WHAT THE TASK REQUIRES:
How many lines below contain the string "Back", counting only matches in the same case? Reply with the number alone.

* START RECORD LIST *

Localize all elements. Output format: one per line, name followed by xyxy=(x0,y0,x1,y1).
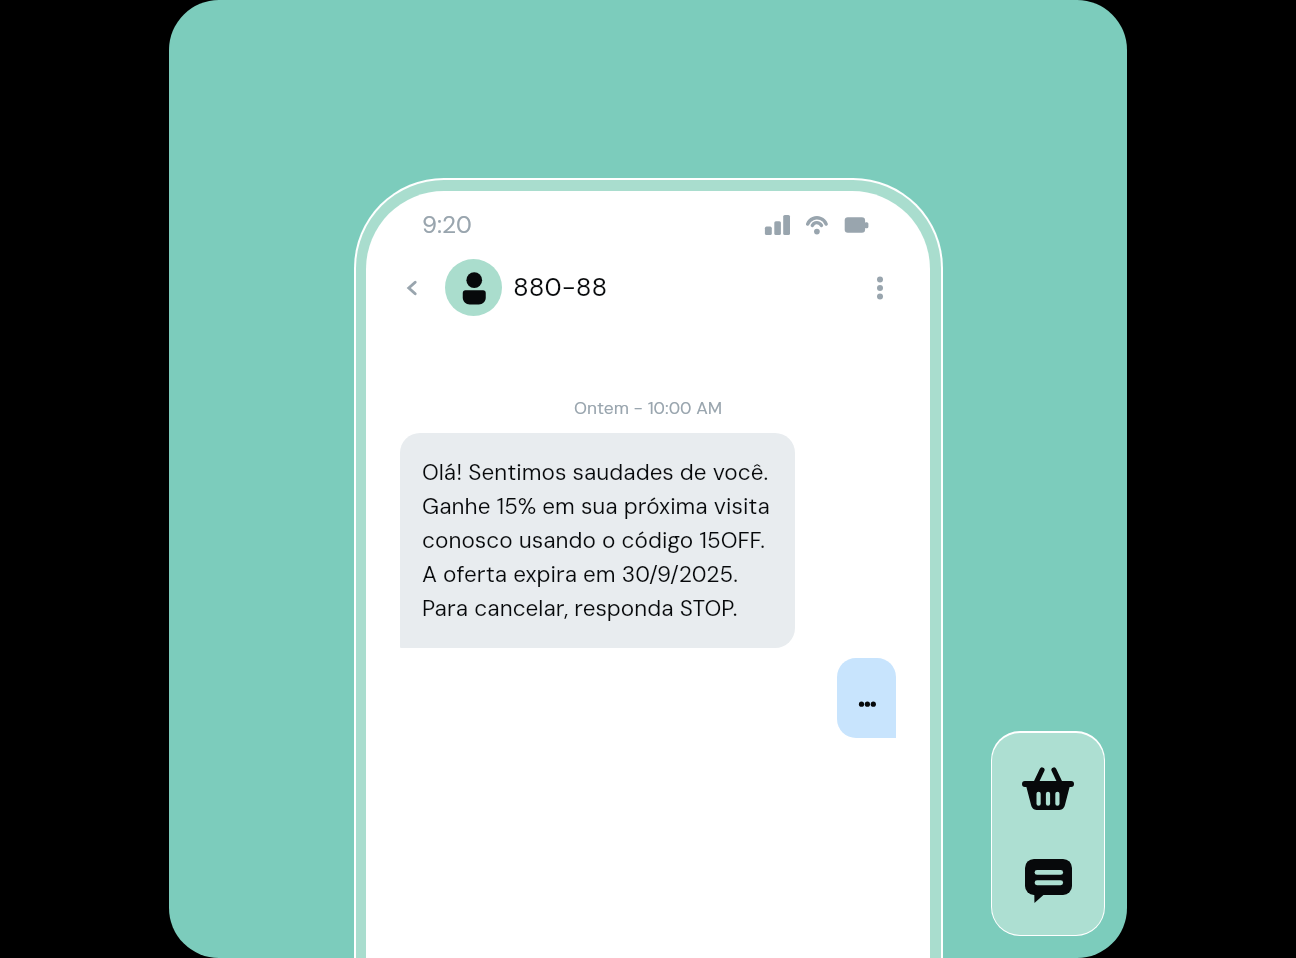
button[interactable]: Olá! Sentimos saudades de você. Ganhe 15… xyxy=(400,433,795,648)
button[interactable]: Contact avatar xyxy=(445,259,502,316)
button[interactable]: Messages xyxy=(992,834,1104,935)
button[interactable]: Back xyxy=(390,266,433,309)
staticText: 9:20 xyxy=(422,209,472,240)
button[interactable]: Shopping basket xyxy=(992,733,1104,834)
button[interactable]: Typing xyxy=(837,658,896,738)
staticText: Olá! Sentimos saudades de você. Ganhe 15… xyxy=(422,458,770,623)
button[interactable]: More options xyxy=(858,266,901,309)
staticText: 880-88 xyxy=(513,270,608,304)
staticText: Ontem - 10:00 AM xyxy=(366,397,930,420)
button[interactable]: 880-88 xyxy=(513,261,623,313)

* END RECORD LIST *
* START RECORD LIST *

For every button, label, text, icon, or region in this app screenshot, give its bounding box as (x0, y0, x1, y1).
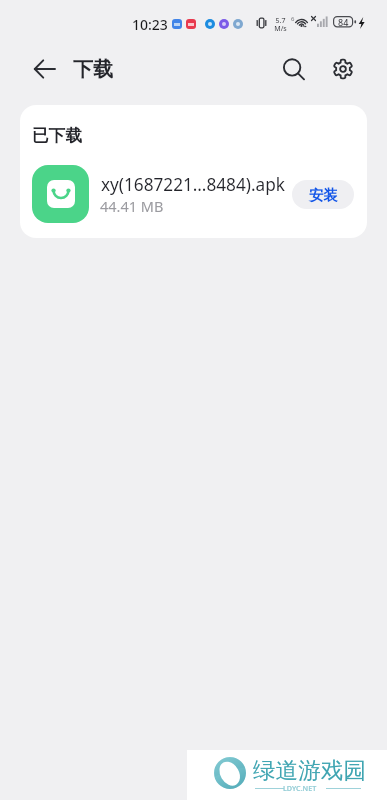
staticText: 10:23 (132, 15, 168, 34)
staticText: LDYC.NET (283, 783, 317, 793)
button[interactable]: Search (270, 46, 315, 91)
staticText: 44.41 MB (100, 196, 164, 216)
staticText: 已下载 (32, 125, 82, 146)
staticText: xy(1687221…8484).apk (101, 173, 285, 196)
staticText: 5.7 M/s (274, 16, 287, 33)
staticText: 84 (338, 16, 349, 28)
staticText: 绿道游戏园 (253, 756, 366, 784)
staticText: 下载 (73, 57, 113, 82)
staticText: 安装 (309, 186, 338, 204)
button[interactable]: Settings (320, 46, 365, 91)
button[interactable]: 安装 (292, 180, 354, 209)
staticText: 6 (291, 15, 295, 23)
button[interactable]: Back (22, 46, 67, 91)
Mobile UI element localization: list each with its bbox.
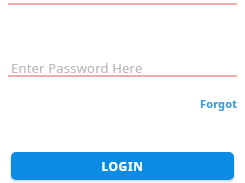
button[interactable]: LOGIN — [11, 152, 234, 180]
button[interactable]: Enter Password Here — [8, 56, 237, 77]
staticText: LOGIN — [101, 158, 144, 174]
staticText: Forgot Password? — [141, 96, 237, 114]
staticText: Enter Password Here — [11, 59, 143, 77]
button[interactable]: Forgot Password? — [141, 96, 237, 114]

* END RECORD LIST *
* START RECORD LIST *

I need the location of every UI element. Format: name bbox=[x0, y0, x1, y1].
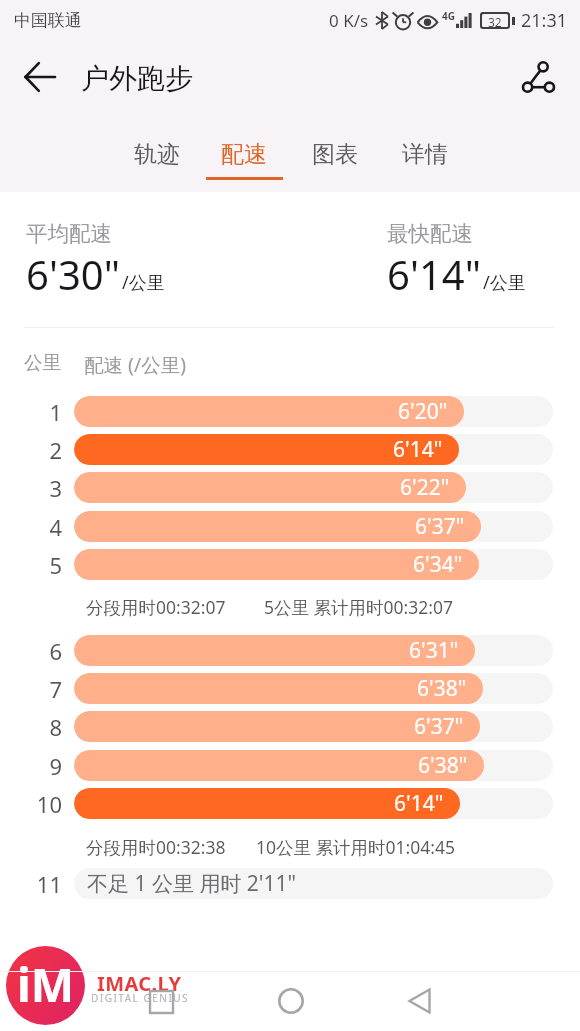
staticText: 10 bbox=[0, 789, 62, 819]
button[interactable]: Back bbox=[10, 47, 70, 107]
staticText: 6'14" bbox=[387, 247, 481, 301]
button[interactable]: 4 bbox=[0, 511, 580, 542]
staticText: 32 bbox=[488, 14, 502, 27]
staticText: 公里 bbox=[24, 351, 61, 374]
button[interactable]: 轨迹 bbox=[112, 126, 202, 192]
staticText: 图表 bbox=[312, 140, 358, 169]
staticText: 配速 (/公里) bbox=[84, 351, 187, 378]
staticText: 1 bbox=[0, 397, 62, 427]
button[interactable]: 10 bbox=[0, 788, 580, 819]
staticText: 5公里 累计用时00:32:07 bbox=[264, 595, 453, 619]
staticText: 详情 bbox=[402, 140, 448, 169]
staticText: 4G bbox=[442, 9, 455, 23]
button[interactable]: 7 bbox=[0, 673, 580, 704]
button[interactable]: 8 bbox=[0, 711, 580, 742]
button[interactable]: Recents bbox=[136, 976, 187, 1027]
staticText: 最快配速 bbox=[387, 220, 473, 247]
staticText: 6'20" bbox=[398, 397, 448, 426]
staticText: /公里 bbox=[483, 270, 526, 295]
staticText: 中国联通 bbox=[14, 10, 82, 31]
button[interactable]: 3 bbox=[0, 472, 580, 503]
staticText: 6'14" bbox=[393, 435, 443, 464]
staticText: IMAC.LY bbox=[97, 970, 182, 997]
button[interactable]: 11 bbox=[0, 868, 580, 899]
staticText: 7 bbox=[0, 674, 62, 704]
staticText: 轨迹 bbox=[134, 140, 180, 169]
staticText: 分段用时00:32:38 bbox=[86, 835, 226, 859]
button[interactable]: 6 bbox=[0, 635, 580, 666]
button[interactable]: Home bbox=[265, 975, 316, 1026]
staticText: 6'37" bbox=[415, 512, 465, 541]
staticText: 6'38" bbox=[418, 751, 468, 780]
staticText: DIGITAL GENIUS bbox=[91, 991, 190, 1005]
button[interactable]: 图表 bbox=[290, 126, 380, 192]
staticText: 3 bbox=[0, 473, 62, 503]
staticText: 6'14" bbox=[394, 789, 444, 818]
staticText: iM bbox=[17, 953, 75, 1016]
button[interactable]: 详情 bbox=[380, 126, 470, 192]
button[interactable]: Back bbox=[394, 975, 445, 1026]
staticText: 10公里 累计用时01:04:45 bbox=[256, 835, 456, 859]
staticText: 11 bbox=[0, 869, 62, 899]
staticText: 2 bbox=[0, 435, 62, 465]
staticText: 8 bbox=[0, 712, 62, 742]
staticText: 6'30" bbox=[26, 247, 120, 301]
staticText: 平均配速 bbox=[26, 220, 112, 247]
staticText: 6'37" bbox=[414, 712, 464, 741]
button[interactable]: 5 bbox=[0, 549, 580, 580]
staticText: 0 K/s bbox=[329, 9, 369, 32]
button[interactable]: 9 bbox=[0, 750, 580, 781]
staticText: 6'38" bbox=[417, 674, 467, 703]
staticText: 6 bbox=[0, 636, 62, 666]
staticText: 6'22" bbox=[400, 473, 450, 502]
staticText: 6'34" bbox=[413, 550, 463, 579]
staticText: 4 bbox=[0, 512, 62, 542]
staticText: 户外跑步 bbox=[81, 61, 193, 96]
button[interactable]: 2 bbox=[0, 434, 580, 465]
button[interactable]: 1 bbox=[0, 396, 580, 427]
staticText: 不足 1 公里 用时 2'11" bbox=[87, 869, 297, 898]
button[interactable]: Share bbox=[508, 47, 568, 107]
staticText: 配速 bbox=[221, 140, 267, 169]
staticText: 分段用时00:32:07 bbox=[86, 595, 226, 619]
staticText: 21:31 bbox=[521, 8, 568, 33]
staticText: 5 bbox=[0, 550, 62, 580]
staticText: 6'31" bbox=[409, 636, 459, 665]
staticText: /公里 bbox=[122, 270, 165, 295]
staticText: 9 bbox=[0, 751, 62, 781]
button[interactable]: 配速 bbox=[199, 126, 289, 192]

* END RECORD LIST *

EXERCISE ANSWER:
4